>> Start EXERCISE MATERIAL
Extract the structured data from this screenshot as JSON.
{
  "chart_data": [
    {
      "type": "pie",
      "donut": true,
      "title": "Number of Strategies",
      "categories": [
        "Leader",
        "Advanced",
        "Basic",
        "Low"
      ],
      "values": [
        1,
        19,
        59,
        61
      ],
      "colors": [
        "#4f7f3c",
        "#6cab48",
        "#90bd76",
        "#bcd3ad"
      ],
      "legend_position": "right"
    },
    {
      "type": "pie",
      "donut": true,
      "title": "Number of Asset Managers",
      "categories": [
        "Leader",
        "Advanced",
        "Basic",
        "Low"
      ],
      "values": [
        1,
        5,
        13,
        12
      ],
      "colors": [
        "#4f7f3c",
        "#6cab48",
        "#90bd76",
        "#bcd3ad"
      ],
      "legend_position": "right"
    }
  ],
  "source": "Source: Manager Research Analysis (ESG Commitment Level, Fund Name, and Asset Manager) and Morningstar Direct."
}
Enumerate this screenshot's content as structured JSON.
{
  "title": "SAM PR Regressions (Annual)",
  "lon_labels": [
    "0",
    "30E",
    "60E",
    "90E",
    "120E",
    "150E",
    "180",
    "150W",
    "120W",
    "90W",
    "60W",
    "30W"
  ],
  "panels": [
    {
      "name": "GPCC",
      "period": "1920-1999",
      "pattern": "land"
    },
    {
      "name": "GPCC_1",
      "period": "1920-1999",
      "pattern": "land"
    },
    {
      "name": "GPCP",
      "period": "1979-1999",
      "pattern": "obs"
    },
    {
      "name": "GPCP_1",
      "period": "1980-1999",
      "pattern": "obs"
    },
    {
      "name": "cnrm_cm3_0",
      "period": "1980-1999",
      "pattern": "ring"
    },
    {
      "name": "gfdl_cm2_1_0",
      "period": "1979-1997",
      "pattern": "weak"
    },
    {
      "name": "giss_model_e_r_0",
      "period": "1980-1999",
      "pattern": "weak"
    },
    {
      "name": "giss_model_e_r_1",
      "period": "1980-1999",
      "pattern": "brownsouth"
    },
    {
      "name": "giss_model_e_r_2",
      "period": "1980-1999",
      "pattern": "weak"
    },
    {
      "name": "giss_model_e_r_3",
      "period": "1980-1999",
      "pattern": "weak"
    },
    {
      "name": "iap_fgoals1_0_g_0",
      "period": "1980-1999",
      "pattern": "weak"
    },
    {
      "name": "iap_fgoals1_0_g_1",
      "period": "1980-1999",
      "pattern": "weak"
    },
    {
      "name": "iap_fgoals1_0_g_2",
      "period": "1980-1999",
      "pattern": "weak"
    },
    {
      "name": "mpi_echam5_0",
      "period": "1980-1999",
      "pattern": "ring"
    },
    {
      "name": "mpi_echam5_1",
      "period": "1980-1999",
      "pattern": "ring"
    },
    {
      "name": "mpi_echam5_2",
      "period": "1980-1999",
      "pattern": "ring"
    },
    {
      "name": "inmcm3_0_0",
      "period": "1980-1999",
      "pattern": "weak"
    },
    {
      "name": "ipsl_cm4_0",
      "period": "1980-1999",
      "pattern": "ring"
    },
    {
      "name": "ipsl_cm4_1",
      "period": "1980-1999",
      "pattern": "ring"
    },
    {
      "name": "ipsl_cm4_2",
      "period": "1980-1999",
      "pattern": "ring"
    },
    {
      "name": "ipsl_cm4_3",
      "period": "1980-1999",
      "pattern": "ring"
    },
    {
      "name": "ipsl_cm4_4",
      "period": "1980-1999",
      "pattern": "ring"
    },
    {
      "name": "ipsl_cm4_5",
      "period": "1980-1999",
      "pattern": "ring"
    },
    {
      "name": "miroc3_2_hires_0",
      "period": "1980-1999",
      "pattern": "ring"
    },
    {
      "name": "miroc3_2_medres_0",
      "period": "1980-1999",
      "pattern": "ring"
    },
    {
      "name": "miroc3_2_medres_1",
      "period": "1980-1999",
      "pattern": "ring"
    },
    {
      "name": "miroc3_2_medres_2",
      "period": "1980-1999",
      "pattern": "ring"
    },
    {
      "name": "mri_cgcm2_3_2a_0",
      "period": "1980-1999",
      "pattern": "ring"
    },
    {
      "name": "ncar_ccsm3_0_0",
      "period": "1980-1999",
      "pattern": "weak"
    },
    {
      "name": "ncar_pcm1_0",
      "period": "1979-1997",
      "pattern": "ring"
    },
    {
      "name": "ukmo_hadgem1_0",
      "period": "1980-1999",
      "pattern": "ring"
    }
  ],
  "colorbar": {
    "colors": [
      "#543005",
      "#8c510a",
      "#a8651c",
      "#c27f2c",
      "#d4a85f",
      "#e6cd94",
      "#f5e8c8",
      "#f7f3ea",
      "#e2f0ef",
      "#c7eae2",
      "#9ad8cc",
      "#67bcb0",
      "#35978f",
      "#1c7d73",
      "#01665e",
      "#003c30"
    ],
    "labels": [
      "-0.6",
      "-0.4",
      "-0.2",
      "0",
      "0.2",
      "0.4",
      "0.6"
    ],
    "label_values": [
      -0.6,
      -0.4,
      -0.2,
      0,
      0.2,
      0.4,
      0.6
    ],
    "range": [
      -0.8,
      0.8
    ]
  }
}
>> End EXERCISE MATERIAL
EXERCISE REQUIREMENTS.
Copy every line that includes the string "structured" from the material above.

IN RESPONSE.
Extract the structured data from this screenshot as JSON.
Enumerate this screenshot's content as structured JSON.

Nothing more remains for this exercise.